Written exercise>
Output all of the data below exactly as given.

Data provided>
○ ○ ○

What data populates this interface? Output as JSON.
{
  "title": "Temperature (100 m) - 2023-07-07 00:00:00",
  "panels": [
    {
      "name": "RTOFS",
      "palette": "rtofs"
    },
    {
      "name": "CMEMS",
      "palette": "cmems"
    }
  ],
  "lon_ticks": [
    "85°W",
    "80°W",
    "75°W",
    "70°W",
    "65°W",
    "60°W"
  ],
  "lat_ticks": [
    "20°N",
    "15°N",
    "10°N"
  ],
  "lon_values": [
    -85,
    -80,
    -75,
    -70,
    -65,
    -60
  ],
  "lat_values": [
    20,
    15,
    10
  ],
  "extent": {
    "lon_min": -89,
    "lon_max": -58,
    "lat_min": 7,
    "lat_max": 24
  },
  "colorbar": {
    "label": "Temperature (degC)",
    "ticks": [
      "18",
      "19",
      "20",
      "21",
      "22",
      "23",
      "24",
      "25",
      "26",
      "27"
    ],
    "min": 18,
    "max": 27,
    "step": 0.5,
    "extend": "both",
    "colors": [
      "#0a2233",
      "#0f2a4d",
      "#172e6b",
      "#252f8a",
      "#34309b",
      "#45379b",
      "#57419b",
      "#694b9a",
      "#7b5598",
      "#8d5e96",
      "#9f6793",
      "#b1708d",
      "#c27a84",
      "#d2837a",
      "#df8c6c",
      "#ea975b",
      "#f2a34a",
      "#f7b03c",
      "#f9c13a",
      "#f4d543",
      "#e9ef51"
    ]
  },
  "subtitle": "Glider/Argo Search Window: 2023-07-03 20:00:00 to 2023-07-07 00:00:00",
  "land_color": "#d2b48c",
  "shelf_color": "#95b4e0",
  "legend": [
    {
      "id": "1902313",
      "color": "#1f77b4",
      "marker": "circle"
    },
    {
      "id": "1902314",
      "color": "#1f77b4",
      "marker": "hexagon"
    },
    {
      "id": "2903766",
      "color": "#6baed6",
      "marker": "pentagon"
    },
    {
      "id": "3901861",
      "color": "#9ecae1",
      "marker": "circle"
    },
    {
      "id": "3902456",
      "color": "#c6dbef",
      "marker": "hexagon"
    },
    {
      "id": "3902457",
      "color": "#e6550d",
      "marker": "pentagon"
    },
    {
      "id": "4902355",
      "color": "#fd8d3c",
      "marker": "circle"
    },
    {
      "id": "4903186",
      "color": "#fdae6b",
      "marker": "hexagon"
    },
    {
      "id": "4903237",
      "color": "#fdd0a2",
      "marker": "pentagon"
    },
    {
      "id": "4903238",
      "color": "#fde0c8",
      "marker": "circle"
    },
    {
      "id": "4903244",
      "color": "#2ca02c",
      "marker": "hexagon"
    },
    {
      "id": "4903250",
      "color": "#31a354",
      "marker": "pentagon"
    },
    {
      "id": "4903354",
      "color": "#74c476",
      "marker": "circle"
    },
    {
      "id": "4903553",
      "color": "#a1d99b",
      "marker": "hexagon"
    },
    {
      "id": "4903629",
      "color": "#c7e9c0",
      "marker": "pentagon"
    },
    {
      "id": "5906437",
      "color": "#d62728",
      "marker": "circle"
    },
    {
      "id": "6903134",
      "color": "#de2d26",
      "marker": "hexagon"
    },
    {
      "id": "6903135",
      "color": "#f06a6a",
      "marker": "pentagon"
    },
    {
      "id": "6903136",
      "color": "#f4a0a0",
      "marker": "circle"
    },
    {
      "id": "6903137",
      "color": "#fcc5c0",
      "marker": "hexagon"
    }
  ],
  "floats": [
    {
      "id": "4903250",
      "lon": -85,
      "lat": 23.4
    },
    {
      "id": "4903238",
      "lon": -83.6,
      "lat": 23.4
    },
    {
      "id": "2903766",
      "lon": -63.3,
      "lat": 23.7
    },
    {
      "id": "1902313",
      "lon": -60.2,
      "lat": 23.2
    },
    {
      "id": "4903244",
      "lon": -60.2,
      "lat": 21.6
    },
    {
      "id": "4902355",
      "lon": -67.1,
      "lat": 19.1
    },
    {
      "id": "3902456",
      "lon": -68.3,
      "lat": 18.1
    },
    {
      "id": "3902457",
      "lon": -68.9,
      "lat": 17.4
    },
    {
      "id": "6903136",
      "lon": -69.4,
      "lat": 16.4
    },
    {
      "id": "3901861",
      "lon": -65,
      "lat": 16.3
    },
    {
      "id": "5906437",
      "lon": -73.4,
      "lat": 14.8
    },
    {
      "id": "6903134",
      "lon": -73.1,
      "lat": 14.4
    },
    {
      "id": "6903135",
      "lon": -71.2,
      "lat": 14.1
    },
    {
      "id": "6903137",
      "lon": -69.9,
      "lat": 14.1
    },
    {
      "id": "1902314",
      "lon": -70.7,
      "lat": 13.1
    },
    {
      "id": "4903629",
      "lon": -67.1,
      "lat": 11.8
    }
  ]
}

○ ○ ○

Answer to the exercise>
What data populates this interface? Output as JSON.
{
  "title": "Temperature (100 m) - 2023-07-07 00:00:00",
  "panels": [
    {
      "name": "RTOFS",
      "palette": "rtofs"
    },
    {
      "name": "CMEMS",
      "palette": "cmems"
    }
  ],
  "lon_ticks": [
    "85°W",
    "80°W",
    "75°W",
    "70°W",
    "65°W",
    "60°W"
  ],
  "lat_ticks": [
    "20°N",
    "15°N",
    "10°N"
  ],
  "lon_values": [
    -85,
    -80,
    -75,
    -70,
    -65,
    -60
  ],
  "lat_values": [
    20,
    15,
    10
  ],
  "extent": {
    "lon_min": -89,
    "lon_max": -58,
    "lat_min": 7,
    "lat_max": 24
  },
  "colorbar": {
    "label": "Temperature (degC)",
    "ticks": [
      "18",
      "19",
      "20",
      "21",
      "22",
      "23",
      "24",
      "25",
      "26",
      "27"
    ],
    "min": 18,
    "max": 27,
    "step": 0.5,
    "extend": "both",
    "colors": [
      "#0a2233",
      "#0f2a4d",
      "#172e6b",
      "#252f8a",
      "#34309b",
      "#45379b",
      "#57419b",
      "#694b9a",
      "#7b5598",
      "#8d5e96",
      "#9f6793",
      "#b1708d",
      "#c27a84",
      "#d2837a",
      "#df8c6c",
      "#ea975b",
      "#f2a34a",
      "#f7b03c",
      "#f9c13a",
      "#f4d543",
      "#e9ef51"
    ]
  },
  "subtitle": "Glider/Argo Search Window: 2023-07-03 20:00:00 to 2023-07-07 00:00:00",
  "land_color": "#d2b48c",
  "shelf_color": "#95b4e0",
  "legend": [
    {
      "id": "1902313",
      "color": "#1f77b4",
      "marker": "circle"
    },
    {
      "id": "1902314",
      "color": "#1f77b4",
      "marker": "hexagon"
    },
    {
      "id": "2903766",
      "color": "#6baed6",
      "marker": "pentagon"
    },
    {
      "id": "3901861",
      "color": "#9ecae1",
      "marker": "circle"
    },
    {
      "id": "3902456",
      "color": "#c6dbef",
      "marker": "hexagon"
    },
    {
      "id": "3902457",
      "color": "#e6550d",
      "marker": "pentagon"
    },
    {
      "id": "4902355",
      "color": "#fd8d3c",
      "marker": "circle"
    },
    {
      "id": "4903186",
      "color": "#fdae6b",
      "marker": "hexagon"
    },
    {
      "id": "4903237",
      "color": "#fdd0a2",
      "marker": "pentagon"
    },
    {
      "id": "4903238",
      "color": "#fde0c8",
      "marker": "circle"
    },
    {
      "id": "4903244",
      "color": "#2ca02c",
      "marker": "hexagon"
    },
    {
      "id": "4903250",
      "color": "#31a354",
      "marker": "pentagon"
    },
    {
      "id": "4903354",
      "color": "#74c476",
      "marker": "circle"
    },
    {
      "id": "4903553",
      "color": "#a1d99b",
      "marker": "hexagon"
    },
    {
      "id": "4903629",
      "color": "#c7e9c0",
      "marker": "pentagon"
    },
    {
      "id": "5906437",
      "color": "#d62728",
      "marker": "circle"
    },
    {
      "id": "6903134",
      "color": "#de2d26",
      "marker": "hexagon"
    },
    {
      "id": "6903135",
      "color": "#f06a6a",
      "marker": "pentagon"
    },
    {
      "id": "6903136",
      "color": "#f4a0a0",
      "marker": "circle"
    },
    {
      "id": "6903137",
      "color": "#fcc5c0",
      "marker": "hexagon"
    }
  ],
  "floats": [
    {
      "id": "4903250",
      "lon": -85,
      "lat": 23.4
    },
    {
      "id": "4903238",
      "lon": -83.6,
      "lat": 23.4
    },
    {
      "id": "2903766",
      "lon": -63.3,
      "lat": 23.7
    },
    {
      "id": "1902313",
      "lon": -60.2,
      "lat": 23.2
    },
    {
      "id": "4903244",
      "lon": -60.2,
      "lat": 21.6
    },
    {
      "id": "4902355",
      "lon": -67.1,
      "lat": 19.1
    },
    {
      "id": "3902456",
      "lon": -68.3,
      "lat": 18.1
    },
    {
      "id": "3902457",
      "lon": -68.9,
      "lat": 17.4
    },
    {
      "id": "6903136",
      "lon": -69.4,
      "lat": 16.4
    },
    {
      "id": "3901861",
      "lon": -65,
      "lat": 16.3
    },
    {
      "id": "5906437",
      "lon": -73.4,
      "lat": 14.8
    },
    {
      "id": "6903134",
      "lon": -73.1,
      "lat": 14.4
    },
    {
      "id": "6903135",
      "lon": -71.2,
      "lat": 14.1
    },
    {
      "id": "6903137",
      "lon": -69.9,
      "lat": 14.1
    },
    {
      "id": "1902314",
      "lon": -70.7,
      "lat": 13.1
    },
    {
      "id": "4903629",
      "lon": -67.1,
      "lat": 11.8
    }
  ]
}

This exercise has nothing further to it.